▶ [WHAT YOU HAVE TO DO]: Output every entry exactly as given.

* Start RECORD EXTRACTS *

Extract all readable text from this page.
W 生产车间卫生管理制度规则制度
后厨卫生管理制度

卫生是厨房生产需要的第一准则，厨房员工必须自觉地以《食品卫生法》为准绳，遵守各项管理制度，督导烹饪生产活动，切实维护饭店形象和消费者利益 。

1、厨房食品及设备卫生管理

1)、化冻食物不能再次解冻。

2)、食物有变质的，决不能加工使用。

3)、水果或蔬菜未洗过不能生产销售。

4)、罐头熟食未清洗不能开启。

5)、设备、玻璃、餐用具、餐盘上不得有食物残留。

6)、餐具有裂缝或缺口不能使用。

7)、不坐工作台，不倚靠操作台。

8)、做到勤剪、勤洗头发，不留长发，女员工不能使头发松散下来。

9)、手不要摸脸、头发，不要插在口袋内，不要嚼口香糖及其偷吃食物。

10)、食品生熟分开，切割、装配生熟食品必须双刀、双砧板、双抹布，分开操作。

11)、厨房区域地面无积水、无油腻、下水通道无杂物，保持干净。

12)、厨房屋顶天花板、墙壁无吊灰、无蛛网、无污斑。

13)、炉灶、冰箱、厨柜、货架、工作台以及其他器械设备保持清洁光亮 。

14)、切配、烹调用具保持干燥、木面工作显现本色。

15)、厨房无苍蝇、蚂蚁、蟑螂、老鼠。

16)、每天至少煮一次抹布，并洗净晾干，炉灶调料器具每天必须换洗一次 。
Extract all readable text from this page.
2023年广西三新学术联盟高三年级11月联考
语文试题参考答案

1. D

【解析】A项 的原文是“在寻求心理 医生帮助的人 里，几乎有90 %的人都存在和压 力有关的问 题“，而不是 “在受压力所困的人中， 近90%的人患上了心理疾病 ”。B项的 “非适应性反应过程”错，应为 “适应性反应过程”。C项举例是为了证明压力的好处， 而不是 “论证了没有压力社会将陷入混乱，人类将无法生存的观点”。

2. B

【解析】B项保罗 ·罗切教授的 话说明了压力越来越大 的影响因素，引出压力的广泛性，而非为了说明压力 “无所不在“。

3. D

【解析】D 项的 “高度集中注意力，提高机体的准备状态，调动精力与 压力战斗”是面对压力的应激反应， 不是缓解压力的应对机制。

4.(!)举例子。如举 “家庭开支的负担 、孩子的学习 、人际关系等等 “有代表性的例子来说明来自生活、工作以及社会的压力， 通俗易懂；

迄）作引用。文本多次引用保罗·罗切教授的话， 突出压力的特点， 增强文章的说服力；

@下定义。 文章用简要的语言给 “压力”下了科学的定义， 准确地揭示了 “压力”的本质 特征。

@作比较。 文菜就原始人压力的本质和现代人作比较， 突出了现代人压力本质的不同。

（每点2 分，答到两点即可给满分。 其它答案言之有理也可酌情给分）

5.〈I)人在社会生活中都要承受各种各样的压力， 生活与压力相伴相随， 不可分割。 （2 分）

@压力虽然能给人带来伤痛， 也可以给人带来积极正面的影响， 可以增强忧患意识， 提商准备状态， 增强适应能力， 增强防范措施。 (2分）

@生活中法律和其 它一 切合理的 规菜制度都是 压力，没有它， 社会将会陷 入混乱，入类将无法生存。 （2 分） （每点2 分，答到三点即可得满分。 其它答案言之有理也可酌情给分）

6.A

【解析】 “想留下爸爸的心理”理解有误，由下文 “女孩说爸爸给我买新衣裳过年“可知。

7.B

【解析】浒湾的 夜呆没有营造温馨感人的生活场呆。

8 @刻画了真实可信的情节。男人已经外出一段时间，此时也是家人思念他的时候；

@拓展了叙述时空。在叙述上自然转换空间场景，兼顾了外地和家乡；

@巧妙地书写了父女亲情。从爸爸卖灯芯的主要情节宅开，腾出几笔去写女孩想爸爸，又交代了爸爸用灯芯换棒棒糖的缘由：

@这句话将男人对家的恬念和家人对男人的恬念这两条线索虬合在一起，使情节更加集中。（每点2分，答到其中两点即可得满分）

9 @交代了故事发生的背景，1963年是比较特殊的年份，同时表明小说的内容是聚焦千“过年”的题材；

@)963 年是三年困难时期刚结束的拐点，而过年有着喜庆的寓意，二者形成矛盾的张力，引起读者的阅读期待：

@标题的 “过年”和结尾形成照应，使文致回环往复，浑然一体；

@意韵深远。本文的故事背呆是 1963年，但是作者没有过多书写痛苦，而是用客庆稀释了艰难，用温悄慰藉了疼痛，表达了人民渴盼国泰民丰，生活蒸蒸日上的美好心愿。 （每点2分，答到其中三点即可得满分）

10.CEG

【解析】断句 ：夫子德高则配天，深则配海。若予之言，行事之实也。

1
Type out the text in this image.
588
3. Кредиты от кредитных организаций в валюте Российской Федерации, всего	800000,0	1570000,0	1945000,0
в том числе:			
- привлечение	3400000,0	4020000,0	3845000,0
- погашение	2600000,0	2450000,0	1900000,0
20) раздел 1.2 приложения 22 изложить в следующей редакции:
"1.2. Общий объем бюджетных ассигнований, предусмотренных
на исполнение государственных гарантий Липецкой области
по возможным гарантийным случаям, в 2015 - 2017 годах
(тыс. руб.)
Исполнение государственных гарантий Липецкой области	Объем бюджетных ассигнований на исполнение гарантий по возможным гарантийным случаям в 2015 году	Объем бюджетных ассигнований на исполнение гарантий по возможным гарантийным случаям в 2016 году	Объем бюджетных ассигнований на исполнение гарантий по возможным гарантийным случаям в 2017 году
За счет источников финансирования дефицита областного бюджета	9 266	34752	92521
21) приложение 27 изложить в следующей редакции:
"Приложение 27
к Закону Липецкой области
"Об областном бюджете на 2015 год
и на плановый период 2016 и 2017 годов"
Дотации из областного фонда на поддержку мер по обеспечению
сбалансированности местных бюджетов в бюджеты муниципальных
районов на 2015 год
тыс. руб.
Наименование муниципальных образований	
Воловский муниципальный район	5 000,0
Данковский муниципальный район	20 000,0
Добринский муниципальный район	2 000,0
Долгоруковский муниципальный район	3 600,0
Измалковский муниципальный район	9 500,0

* End RECORD EXTRACTS *

▶ [WORKED SOLUTION]:
Extract all readable text from this page.
W 生产车间卫生管理制度规则制度
后厨卫生管理制度

卫生是厨房生产需要的第一准则，厨房员工必须自觉地以《食品卫生法》为准绳，遵守各项管理制度，督导烹饪生产活动，切实维护饭店形象和消费者利益 。

1、厨房食品及设备卫生管理

1)、化冻食物不能再次解冻。

2)、食物有变质的，决不能加工使用。

3)、水果或蔬菜未洗过不能生产销售。

4)、罐头熟食未清洗不能开启。

5)、设备、玻璃、餐用具、餐盘上不得有食物残留。

6)、餐具有裂缝或缺口不能使用。

7)、不坐工作台，不倚靠操作台。

8)、做到勤剪、勤洗头发，不留长发，女员工不能使头发松散下来。

9)、手不要摸脸、头发，不要插在口袋内，不要嚼口香糖及其偷吃食物。

10)、食品生熟分开，切割、装配生熟食品必须双刀、双砧板、双抹布，分开操作。

11)、厨房区域地面无积水、无油腻、下水通道无杂物，保持干净。

12)、厨房屋顶天花板、墙壁无吊灰、无蛛网、无污斑。

13)、炉灶、冰箱、厨柜、货架、工作台以及其他器械设备保持清洁光亮 。

14)、切配、烹调用具保持干燥、木面工作显现本色。

15)、厨房无苍蝇、蚂蚁、蟑螂、老鼠。

16)、每天至少煮一次抹布，并洗净晾干，炉灶调料器具每天必须换洗一次 。
Extract all readable text from this page.
2023年广西三新学术联盟高三年级11月联考
语文试题参考答案

1. D

【解析】A项 的原文是“在寻求心理 医生帮助的人 里，几乎有90 %的人都存在和压 力有关的问 题“，而不是 “在受压力所困的人中， 近90%的人患上了心理疾病 ”。B项的 “非适应性反应过程”错，应为 “适应性反应过程”。C项举例是为了证明压力的好处， 而不是 “论证了没有压力社会将陷入混乱，人类将无法生存的观点”。

2. B

【解析】B项保罗 ·罗切教授的 话说明了压力越来越大 的影响因素，引出压力的广泛性，而非为了说明压力 “无所不在“。

3. D

【解析】D 项的 “高度集中注意力，提高机体的准备状态，调动精力与 压力战斗”是面对压力的应激反应， 不是缓解压力的应对机制。

4.(!)举例子。如举 “家庭开支的负担 、孩子的学习 、人际关系等等 “有代表性的例子来说明来自生活、工作以及社会的压力， 通俗易懂；

迄）作引用。文本多次引用保罗·罗切教授的话， 突出压力的特点， 增强文章的说服力；

@下定义。 文章用简要的语言给 “压力”下了科学的定义， 准确地揭示了 “压力”的本质 特征。

@作比较。 文菜就原始人压力的本质和现代人作比较， 突出了现代人压力本质的不同。

（每点2 分，答到两点即可给满分。 其它答案言之有理也可酌情给分）

5.〈I)人在社会生活中都要承受各种各样的压力， 生活与压力相伴相随， 不可分割。 （2 分）

@压力虽然能给人带来伤痛， 也可以给人带来积极正面的影响， 可以增强忧患意识， 提商准备状态， 增强适应能力， 增强防范措施。 (2分）

@生活中法律和其 它一 切合理的 规菜制度都是 压力，没有它， 社会将会陷 入混乱，入类将无法生存。 （2 分） （每点2 分，答到三点即可得满分。 其它答案言之有理也可酌情给分）

6.A

【解析】 “想留下爸爸的心理”理解有误，由下文 “女孩说爸爸给我买新衣裳过年“可知。

7.B

【解析】浒湾的 夜呆没有营造温馨感人的生活场呆。

8 @刻画了真实可信的情节。男人已经外出一段时间，此时也是家人思念他的时候；

@拓展了叙述时空。在叙述上自然转换空间场景，兼顾了外地和家乡；

@巧妙地书写了父女亲情。从爸爸卖灯芯的主要情节宅开，腾出几笔去写女孩想爸爸，又交代了爸爸用灯芯换棒棒糖的缘由：

@这句话将男人对家的恬念和家人对男人的恬念这两条线索虬合在一起，使情节更加集中。（每点2分，答到其中两点即可得满分）

9 @交代了故事发生的背景，1963年是比较特殊的年份，同时表明小说的内容是聚焦千“过年”的题材；

@)963 年是三年困难时期刚结束的拐点，而过年有着喜庆的寓意，二者形成矛盾的张力，引起读者的阅读期待：

@标题的 “过年”和结尾形成照应，使文致回环往复，浑然一体；

@意韵深远。本文的故事背呆是 1963年，但是作者没有过多书写痛苦，而是用客庆稀释了艰难，用温悄慰藉了疼痛，表达了人民渴盼国泰民丰，生活蒸蒸日上的美好心愿。 （每点2分，答到其中三点即可得满分）

10.CEG

【解析】断句 ：夫子德高则配天，深则配海。若予之言，行事之实也。

1
Type out the text in this image.
588
3. Кредиты от кредитных организаций в валюте Российской Федерации, всего	800000,0	1570000,0	1945000,0
в том числе:			
- привлечение	3400000,0	4020000,0	3845000,0
- погашение	2600000,0	2450000,0	1900000,0
20) раздел 1.2 приложения 22 изложить в следующей редакции:
"1.2. Общий объем бюджетных ассигнований, предусмотренных
на исполнение государственных гарантий Липецкой области
по возможным гарантийным случаям, в 2015 - 2017 годах
(тыс. руб.)
Исполнение государственных гарантий Липецкой области	Объем бюджетных ассигнований на исполнение гарантий по возможным гарантийным случаям в 2015 году	Объем бюджетных ассигнований на исполнение гарантий по возможным гарантийным случаям в 2016 году	Объем бюджетных ассигнований на исполнение гарантий по возможным гарантийным случаям в 2017 году
За счет источников финансирования дефицита областного бюджета	9 266	34752	92521
21) приложение 27 изложить в следующей редакции:
"Приложение 27
к Закону Липецкой области
"Об областном бюджете на 2015 год
и на плановый период 2016 и 2017 годов"
Дотации из областного фонда на поддержку мер по обеспечению
сбалансированности местных бюджетов в бюджеты муниципальных
районов на 2015 год
тыс. руб.
Наименование муниципальных образований	
Воловский муниципальный район	5 000,0
Данковский муниципальный район	20 000,0
Добринский муниципальный район	2 000,0
Долгоруковский муниципальный район	3 600,0
Измалковский муниципальный район	9 500,0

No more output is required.